- _Task details_
Tally the lines containing the word "kind", and report the tally alone.

-- START Given records --

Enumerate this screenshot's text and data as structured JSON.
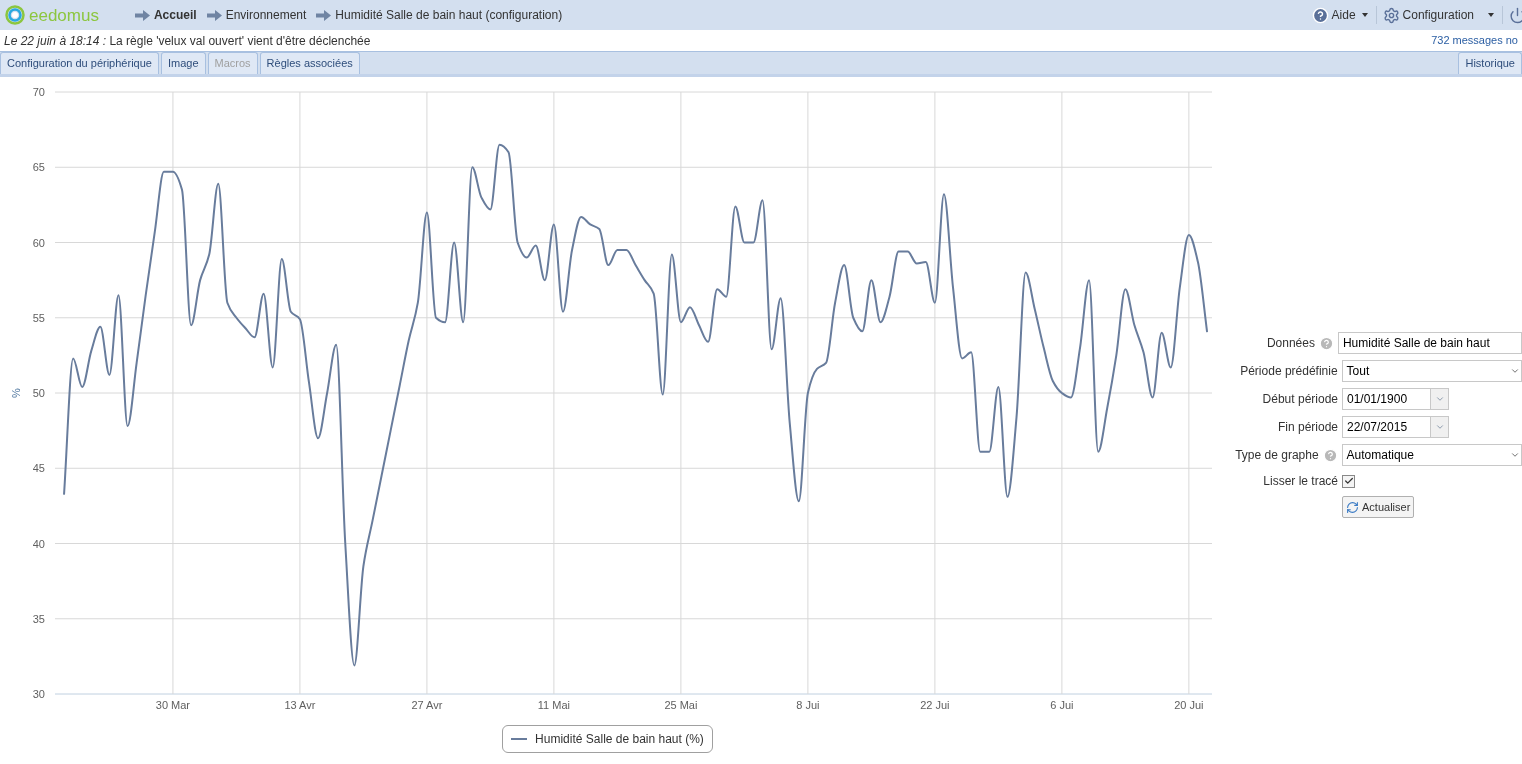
{
  "header": {
    "logo": "eedomus",
    "breadcrumb": [
      {
        "label": "Accueil",
        "emphasized": true
      },
      {
        "label": "Environnement",
        "emphasized": false
      },
      {
        "label": "Humidité Salle de bain haut (configuration)",
        "emphasized": false
      }
    ],
    "menu": [
      {
        "kind": "help",
        "label": "Aide"
      },
      {
        "kind": "settings",
        "label": "Configuration"
      }
    ]
  },
  "notification": {
    "date": "Le 22 juin à 18:14 :",
    "text": "La règle 'velux val ouvert' vient d'être déclenchée",
    "count": "732 messages no"
  },
  "tabs": [
    {
      "label": "Configuration du périphérique",
      "disabled": false
    },
    {
      "label": "Image",
      "disabled": false
    },
    {
      "label": "Macros",
      "disabled": true
    },
    {
      "label": "Règles associées",
      "disabled": false
    }
  ],
  "right_tab": {
    "label": "Historique",
    "disabled": false
  },
  "chart": {
    "chart_data": {
      "type": "line",
      "ylabel": "%",
      "grid": true,
      "ylim": [
        30,
        70
      ],
      "yticks": [
        30,
        35,
        40,
        45,
        50,
        55,
        60,
        65,
        70
      ],
      "categories": [
        null,
        null,
        null,
        null,
        null,
        null,
        null,
        null,
        null,
        null,
        null,
        null,
        "30 Mar",
        null,
        null,
        null,
        null,
        null,
        null,
        null,
        null,
        null,
        null,
        null,
        null,
        null,
        "13 Avr",
        null,
        null,
        null,
        null,
        null,
        null,
        null,
        null,
        null,
        null,
        null,
        null,
        null,
        "27 Avr",
        null,
        null,
        null,
        null,
        null,
        null,
        null,
        null,
        null,
        null,
        null,
        null,
        null,
        "11 Mai",
        null,
        null,
        null,
        null,
        null,
        null,
        null,
        null,
        null,
        null,
        null,
        null,
        null,
        "25 Mai",
        null,
        null,
        null,
        null,
        null,
        null,
        null,
        null,
        null,
        null,
        null,
        null,
        null,
        "8 Jui",
        null,
        null,
        null,
        null,
        null,
        null,
        null,
        null,
        null,
        null,
        null,
        null,
        null,
        "22 Jui",
        null,
        null,
        null,
        null,
        null,
        null,
        null,
        null,
        null,
        null,
        null,
        null,
        null,
        "6 Jui",
        null,
        null,
        null,
        null,
        null,
        null,
        null,
        null,
        null,
        null,
        null,
        null,
        null,
        "20 Jui",
        null,
        null
      ],
      "series": [
        {
          "name": "Humidité Salle de bain haut (%)",
          "color": "#687c9c",
          "values": [
            43.3,
            52.3,
            50.4,
            52.8,
            54.4,
            51.2,
            56.5,
            47.8,
            52,
            56.5,
            60.7,
            64.7,
            64.7,
            63.5,
            54.5,
            57.5,
            59.2,
            63.9,
            56,
            55,
            54.3,
            53.7,
            56.6,
            51.7,
            58.9,
            55.4,
            54.9,
            50.7,
            47,
            50,
            53.2,
            40,
            31.9,
            38.5,
            41.5,
            44.5,
            47.5,
            50.5,
            53.5,
            56,
            62,
            55,
            54.7,
            60,
            54.7,
            65,
            63,
            62.2,
            66.5,
            66,
            60,
            59,
            59.8,
            57.5,
            61.2,
            55.4,
            59.5,
            61.7,
            61.2,
            60.9,
            58.5,
            59.5,
            59.5,
            58.5,
            57.5,
            56.6,
            49.9,
            59.2,
            54.7,
            55.7,
            54.5,
            53.4,
            56.9,
            56.4,
            62.4,
            60,
            60,
            62.8,
            52.9,
            56.3,
            48,
            42.8,
            50,
            51.6,
            52,
            56,
            58.5,
            55,
            54.1,
            57.5,
            54.7,
            56.4,
            59.4,
            59.4,
            58.6,
            58.7,
            56,
            63.2,
            57,
            52.3,
            52.7,
            46.1,
            46.1,
            50.4,
            43.1,
            48.4,
            58,
            55.6,
            53,
            50.8,
            50,
            49.7,
            53,
            57.5,
            46.1,
            49,
            52.5,
            56.9,
            54.5,
            52.7,
            49.7,
            54,
            51.7,
            57,
            60.5,
            58.7,
            54.1
          ]
        }
      ]
    }
  },
  "form": {
    "fields": [
      {
        "kind": "text",
        "label": "Données",
        "help": true,
        "value": "Humidité Salle de bain haut"
      },
      {
        "kind": "select",
        "label": "Période prédéfinie",
        "help": false,
        "value": "Tout"
      },
      {
        "kind": "date",
        "label": "Début période",
        "help": false,
        "value": "01/01/1900"
      },
      {
        "kind": "date",
        "label": "Fin période",
        "help": false,
        "value": "22/07/2015"
      },
      {
        "kind": "select",
        "label": "Type de graphe",
        "help": true,
        "value": "Automatique"
      },
      {
        "kind": "checkbox",
        "label": "Lisser le tracé",
        "help": false,
        "checked": true
      }
    ],
    "button": "Actualiser"
  }
}
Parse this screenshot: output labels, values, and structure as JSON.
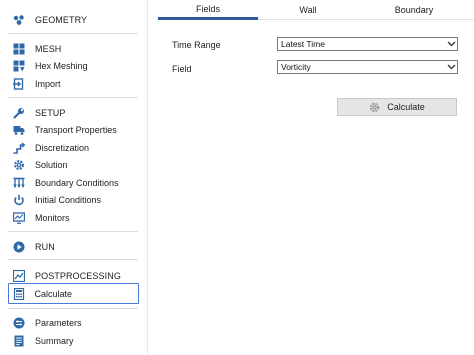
{
  "sidebar": {
    "geometry": "GEOMETRY",
    "mesh": "MESH",
    "hex_meshing": "Hex Meshing",
    "import": "Import",
    "setup": "SETUP",
    "transport_properties": "Transport Properties",
    "discretization": "Discretization",
    "solution": "Solution",
    "boundary_conditions": "Boundary Conditions",
    "initial_conditions": "Initial Conditions",
    "monitors": "Monitors",
    "run": "RUN",
    "postprocessing": "POSTPROCESSING",
    "calculate": "Calculate",
    "parameters": "Parameters",
    "summary": "Summary"
  },
  "tabs": {
    "fields": "Fields",
    "wall": "Wall",
    "boundary": "Boundary"
  },
  "form": {
    "time_range_label": "Time Range",
    "time_range_value": "Latest Time",
    "field_label": "Field",
    "field_value": "Vorticity",
    "calculate_button": "Calculate"
  },
  "colors": {
    "icon": "#2f6aa8",
    "selected_border": "#4a79d8",
    "active_tab": "#2c5a9a"
  }
}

-- END Given records --

- _Solved problem_
8